EXTRACTED RECORDS:
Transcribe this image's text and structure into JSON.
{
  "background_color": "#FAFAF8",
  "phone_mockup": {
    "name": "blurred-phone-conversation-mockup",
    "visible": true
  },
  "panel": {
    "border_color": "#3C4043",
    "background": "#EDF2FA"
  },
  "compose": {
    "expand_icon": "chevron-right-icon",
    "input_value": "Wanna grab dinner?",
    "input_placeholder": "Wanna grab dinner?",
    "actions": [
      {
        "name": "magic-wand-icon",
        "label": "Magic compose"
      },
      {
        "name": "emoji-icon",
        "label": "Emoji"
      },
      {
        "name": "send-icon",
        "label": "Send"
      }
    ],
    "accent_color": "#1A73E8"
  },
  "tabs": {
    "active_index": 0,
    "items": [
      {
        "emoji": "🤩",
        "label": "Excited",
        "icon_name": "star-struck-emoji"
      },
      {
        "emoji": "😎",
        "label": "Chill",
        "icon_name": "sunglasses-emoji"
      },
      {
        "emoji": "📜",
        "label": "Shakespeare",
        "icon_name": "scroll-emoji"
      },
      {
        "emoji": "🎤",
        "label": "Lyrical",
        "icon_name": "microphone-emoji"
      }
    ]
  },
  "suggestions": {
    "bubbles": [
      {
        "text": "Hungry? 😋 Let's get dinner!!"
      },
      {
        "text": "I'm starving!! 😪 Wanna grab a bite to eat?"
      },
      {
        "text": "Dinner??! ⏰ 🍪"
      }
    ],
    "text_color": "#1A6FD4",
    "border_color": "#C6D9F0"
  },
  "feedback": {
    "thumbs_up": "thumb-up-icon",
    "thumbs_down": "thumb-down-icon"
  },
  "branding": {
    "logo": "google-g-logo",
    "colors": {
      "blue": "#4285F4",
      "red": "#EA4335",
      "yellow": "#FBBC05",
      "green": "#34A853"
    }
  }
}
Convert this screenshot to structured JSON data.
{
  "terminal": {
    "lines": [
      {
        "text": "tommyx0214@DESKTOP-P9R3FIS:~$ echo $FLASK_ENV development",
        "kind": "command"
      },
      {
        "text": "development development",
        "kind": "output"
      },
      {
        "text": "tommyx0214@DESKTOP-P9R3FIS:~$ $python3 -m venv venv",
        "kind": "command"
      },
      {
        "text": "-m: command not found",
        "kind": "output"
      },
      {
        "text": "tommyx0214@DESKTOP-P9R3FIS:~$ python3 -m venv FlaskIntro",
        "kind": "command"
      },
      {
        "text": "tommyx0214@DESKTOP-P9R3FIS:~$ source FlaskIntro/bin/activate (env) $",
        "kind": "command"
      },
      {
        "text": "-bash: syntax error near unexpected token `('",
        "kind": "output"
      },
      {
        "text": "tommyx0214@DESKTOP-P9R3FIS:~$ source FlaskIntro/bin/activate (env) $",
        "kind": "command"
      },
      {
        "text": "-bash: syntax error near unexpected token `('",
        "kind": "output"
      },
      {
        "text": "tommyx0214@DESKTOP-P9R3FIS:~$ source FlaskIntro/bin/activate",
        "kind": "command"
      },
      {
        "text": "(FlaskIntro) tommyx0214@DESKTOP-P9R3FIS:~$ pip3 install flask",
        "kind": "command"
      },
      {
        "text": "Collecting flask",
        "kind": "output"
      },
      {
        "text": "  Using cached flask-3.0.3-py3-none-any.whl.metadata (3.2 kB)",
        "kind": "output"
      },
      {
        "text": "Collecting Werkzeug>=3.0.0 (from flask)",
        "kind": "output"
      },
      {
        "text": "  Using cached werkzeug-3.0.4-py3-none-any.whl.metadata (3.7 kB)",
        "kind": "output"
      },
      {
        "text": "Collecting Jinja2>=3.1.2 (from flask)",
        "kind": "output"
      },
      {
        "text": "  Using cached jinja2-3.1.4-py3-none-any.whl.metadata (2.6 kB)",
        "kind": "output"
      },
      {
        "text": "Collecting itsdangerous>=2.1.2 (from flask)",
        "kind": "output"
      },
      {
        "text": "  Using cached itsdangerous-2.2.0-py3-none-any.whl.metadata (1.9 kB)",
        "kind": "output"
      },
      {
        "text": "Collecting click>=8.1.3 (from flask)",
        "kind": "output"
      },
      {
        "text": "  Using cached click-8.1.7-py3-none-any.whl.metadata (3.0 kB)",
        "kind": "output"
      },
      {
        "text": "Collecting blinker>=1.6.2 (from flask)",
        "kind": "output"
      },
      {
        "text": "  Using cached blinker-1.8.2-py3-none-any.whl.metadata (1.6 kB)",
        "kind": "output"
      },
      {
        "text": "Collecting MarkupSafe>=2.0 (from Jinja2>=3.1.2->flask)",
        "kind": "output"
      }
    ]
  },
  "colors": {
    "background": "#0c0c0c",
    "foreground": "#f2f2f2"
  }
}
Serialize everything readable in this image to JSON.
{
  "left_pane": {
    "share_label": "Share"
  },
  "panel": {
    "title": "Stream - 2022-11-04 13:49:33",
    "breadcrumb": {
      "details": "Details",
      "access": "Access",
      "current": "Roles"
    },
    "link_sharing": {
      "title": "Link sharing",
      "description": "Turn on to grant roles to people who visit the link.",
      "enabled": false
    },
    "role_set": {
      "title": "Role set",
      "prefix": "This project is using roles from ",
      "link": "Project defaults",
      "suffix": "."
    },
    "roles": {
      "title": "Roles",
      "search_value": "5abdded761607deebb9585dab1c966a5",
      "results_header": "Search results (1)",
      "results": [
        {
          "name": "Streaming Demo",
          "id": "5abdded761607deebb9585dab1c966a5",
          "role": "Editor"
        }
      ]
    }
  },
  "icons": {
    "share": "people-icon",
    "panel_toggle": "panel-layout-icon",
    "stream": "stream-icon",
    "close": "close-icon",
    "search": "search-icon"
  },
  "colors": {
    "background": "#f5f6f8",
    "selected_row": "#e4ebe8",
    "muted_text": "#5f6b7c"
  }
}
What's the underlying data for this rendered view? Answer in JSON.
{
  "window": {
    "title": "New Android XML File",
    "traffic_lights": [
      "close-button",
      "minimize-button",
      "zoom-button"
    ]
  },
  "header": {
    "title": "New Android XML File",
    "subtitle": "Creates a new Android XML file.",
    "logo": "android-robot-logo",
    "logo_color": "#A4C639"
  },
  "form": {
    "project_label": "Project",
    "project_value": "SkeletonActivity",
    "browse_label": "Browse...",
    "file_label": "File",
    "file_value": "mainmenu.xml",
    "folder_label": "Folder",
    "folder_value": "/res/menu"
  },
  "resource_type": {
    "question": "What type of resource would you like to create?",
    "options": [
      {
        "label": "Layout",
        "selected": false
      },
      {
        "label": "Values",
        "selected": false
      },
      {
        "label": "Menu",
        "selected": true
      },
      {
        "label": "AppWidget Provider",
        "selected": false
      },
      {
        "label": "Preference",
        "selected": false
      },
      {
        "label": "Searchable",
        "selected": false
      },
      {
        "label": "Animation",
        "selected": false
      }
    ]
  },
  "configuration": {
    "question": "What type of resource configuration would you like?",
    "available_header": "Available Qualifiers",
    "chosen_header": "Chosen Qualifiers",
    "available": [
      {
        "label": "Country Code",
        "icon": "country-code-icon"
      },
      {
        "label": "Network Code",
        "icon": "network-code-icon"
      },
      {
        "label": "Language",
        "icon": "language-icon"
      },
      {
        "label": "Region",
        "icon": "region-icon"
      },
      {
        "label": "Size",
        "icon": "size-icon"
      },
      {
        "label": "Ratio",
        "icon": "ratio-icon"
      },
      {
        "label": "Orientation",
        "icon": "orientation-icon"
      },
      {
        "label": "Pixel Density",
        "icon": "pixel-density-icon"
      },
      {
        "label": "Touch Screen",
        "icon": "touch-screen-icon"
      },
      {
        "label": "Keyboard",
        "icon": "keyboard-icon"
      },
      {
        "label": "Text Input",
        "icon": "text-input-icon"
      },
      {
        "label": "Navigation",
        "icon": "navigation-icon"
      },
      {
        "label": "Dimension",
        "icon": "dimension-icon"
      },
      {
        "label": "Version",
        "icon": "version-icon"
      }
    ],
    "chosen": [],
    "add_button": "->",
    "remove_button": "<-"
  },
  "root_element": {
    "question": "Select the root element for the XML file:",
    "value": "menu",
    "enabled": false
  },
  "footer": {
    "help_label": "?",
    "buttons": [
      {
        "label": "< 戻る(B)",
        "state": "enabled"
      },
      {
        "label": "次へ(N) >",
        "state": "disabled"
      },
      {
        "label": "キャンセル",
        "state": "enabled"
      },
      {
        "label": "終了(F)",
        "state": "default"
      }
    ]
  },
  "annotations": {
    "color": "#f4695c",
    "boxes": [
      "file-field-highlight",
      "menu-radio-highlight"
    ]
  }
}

AIM OF THE TASK: Gather each line of the listing that holds the string "state".

ANSWER FOR THE TASK:
        "state": "enabled"
        "state": "disabled"
        "state": "enabled"
        "state": "default"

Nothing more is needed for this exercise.